━━ Given records
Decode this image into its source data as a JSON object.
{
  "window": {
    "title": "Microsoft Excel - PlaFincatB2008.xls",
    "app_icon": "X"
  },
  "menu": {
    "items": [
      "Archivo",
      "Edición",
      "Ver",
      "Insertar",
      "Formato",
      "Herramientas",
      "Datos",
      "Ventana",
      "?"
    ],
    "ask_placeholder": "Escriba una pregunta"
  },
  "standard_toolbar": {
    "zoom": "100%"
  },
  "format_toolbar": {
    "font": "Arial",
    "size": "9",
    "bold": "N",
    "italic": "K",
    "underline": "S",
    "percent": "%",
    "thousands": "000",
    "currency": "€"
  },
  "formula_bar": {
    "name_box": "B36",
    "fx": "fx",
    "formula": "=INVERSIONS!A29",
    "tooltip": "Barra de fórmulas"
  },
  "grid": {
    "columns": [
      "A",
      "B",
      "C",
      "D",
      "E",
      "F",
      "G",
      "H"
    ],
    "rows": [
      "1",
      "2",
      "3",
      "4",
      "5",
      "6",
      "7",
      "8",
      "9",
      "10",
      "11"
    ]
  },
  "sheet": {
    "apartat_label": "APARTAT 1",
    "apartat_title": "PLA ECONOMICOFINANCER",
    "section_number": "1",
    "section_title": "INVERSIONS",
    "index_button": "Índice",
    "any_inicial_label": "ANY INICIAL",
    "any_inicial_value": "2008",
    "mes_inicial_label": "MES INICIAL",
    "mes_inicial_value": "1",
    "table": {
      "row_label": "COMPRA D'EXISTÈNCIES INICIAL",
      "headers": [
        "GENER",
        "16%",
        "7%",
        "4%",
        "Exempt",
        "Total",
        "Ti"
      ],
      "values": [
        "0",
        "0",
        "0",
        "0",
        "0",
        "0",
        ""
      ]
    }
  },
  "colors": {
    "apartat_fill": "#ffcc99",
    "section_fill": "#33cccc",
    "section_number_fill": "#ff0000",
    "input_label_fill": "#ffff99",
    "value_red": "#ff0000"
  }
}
━━━━
**Task to carry out**
Reproduce the material above exactly; please quote every line of it.

**Final result**
Decode this image into its source data as a JSON object.
{
  "window": {
    "title": "Microsoft Excel - PlaFincatB2008.xls",
    "app_icon": "X"
  },
  "menu": {
    "items": [
      "Archivo",
      "Edición",
      "Ver",
      "Insertar",
      "Formato",
      "Herramientas",
      "Datos",
      "Ventana",
      "?"
    ],
    "ask_placeholder": "Escriba una pregunta"
  },
  "standard_toolbar": {
    "zoom": "100%"
  },
  "format_toolbar": {
    "font": "Arial",
    "size": "9",
    "bold": "N",
    "italic": "K",
    "underline": "S",
    "percent": "%",
    "thousands": "000",
    "currency": "€"
  },
  "formula_bar": {
    "name_box": "B36",
    "fx": "fx",
    "formula": "=INVERSIONS!A29",
    "tooltip": "Barra de fórmulas"
  },
  "grid": {
    "columns": [
      "A",
      "B",
      "C",
      "D",
      "E",
      "F",
      "G",
      "H"
    ],
    "rows": [
      "1",
      "2",
      "3",
      "4",
      "5",
      "6",
      "7",
      "8",
      "9",
      "10",
      "11"
    ]
  },
  "sheet": {
    "apartat_label": "APARTAT 1",
    "apartat_title": "PLA ECONOMICOFINANCER",
    "section_number": "1",
    "section_title": "INVERSIONS",
    "index_button": "Índice",
    "any_inicial_label": "ANY INICIAL",
    "any_inicial_value": "2008",
    "mes_inicial_label": "MES INICIAL",
    "mes_inicial_value": "1",
    "table": {
      "row_label": "COMPRA D'EXISTÈNCIES INICIAL",
      "headers": [
        "GENER",
        "16%",
        "7%",
        "4%",
        "Exempt",
        "Total",
        "Ti"
      ],
      "values": [
        "0",
        "0",
        "0",
        "0",
        "0",
        "0",
        ""
      ]
    }
  },
  "colors": {
    "apartat_fill": "#ffcc99",
    "section_fill": "#33cccc",
    "section_number_fill": "#ff0000",
    "input_label_fill": "#ffff99",
    "value_red": "#ff0000"
  }
}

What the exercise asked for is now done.